___ Data provided

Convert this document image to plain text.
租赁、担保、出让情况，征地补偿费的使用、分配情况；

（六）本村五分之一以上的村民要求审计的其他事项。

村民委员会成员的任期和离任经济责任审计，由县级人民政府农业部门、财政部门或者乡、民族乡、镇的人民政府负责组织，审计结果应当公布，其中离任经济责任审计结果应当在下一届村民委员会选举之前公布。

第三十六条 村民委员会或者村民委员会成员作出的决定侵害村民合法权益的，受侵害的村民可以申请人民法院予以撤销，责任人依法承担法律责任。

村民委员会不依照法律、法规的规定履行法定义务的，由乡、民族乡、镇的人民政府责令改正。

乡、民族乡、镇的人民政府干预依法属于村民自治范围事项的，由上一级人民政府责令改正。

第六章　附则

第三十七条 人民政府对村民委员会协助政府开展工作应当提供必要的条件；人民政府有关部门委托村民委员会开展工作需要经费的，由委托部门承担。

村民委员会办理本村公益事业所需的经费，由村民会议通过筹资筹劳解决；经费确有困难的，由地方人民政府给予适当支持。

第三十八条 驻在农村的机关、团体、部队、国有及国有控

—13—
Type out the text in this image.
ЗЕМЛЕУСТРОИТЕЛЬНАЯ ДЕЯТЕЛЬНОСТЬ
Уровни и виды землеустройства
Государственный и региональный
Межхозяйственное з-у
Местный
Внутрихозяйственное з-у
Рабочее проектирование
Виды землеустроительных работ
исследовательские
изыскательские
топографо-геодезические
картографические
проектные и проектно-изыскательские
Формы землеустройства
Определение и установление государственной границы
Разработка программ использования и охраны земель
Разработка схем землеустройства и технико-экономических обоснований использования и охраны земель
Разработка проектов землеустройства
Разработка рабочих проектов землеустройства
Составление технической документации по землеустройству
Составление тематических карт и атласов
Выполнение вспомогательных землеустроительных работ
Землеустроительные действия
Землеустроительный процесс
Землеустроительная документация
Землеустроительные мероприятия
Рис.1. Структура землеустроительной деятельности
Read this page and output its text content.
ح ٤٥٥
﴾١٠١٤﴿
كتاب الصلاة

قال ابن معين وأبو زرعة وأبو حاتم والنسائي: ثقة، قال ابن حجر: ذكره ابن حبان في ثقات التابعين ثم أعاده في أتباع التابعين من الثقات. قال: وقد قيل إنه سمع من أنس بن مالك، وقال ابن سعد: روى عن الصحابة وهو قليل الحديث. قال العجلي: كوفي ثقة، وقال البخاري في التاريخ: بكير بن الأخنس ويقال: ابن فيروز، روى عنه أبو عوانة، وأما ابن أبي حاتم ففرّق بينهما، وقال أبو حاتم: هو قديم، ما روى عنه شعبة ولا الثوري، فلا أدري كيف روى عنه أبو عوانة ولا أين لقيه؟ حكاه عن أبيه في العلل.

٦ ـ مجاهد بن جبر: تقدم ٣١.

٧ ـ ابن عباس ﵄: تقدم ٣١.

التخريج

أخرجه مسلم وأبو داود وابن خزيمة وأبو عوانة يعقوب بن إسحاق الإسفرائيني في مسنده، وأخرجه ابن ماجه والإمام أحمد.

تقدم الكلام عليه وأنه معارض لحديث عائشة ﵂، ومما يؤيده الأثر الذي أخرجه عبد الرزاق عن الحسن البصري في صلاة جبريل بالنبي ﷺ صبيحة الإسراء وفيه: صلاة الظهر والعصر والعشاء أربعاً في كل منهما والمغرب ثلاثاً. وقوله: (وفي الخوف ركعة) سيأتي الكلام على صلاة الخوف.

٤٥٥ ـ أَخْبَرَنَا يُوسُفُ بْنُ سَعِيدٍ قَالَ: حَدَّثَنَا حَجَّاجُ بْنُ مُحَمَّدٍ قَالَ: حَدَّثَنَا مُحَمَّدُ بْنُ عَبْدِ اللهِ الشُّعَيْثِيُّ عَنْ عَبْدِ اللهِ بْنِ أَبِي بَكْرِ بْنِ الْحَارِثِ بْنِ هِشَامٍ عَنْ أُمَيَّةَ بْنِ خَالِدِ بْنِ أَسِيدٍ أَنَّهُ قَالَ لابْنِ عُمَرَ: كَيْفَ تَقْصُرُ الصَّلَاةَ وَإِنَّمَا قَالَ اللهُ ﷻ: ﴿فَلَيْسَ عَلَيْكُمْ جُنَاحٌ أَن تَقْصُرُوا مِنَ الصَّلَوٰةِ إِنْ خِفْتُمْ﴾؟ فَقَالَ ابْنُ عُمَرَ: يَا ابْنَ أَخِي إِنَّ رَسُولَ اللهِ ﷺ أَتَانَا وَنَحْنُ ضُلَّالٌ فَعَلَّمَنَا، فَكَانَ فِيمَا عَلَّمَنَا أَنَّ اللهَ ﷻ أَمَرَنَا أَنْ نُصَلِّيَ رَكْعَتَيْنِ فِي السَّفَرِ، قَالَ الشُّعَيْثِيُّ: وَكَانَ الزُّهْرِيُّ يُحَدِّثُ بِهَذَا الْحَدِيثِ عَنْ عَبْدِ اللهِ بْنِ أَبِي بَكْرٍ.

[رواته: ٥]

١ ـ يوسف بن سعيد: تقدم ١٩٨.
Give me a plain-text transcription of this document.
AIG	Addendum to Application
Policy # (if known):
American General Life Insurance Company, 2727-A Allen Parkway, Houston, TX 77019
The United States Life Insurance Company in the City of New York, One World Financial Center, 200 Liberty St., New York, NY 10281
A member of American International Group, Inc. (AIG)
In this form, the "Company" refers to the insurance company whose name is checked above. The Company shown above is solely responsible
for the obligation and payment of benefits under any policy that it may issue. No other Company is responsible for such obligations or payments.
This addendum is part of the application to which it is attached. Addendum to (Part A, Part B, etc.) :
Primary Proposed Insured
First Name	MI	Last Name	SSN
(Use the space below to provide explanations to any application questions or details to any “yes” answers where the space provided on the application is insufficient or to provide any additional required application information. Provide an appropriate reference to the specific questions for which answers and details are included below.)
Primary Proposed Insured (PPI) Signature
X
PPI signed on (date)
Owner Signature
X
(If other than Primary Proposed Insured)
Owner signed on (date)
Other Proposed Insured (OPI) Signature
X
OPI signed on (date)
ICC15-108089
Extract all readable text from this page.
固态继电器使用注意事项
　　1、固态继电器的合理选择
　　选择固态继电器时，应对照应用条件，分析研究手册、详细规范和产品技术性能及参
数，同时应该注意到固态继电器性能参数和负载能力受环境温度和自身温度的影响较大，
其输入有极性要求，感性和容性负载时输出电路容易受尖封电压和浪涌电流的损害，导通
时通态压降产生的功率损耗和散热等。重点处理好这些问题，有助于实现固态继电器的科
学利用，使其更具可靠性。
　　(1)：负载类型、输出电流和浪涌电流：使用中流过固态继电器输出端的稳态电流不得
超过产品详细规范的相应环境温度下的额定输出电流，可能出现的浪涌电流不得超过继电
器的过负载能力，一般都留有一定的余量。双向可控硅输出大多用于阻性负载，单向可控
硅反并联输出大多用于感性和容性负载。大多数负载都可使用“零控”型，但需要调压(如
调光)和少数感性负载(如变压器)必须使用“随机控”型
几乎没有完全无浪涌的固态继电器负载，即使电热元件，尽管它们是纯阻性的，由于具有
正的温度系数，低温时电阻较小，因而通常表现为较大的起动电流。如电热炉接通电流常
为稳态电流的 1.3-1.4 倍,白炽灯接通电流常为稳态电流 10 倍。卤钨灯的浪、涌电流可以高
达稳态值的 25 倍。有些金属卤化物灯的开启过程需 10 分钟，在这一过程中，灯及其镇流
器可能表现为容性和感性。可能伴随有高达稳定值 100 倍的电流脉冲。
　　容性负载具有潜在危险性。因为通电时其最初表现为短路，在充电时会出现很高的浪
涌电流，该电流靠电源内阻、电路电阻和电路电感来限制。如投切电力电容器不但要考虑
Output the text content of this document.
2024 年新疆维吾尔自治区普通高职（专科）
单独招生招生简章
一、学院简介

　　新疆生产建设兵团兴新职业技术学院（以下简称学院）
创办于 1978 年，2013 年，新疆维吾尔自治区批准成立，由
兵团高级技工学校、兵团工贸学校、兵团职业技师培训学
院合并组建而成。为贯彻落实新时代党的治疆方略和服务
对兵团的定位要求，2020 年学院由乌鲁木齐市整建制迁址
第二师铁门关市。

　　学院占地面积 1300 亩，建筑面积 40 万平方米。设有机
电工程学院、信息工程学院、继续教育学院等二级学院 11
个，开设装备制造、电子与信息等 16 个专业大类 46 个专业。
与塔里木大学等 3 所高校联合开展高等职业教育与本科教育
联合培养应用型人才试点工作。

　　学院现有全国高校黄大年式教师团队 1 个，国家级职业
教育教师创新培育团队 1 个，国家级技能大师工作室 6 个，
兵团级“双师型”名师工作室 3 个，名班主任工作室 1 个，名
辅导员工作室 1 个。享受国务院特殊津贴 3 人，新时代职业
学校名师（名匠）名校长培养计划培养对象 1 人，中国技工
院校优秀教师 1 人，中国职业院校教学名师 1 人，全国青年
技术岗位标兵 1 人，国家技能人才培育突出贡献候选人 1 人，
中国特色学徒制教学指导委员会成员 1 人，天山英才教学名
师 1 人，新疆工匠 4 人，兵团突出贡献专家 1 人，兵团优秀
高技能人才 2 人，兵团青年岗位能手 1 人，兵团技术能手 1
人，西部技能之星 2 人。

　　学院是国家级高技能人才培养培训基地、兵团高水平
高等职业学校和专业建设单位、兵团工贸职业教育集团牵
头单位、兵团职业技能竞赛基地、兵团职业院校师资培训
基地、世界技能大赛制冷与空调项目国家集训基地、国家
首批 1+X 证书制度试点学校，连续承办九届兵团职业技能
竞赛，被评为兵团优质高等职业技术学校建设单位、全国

______

**Required work**
Gather each line in these records that contains the string "signed".

**Exercise answer**
PPI signed on (date)
Owner signed on (date)
OPI signed on (date)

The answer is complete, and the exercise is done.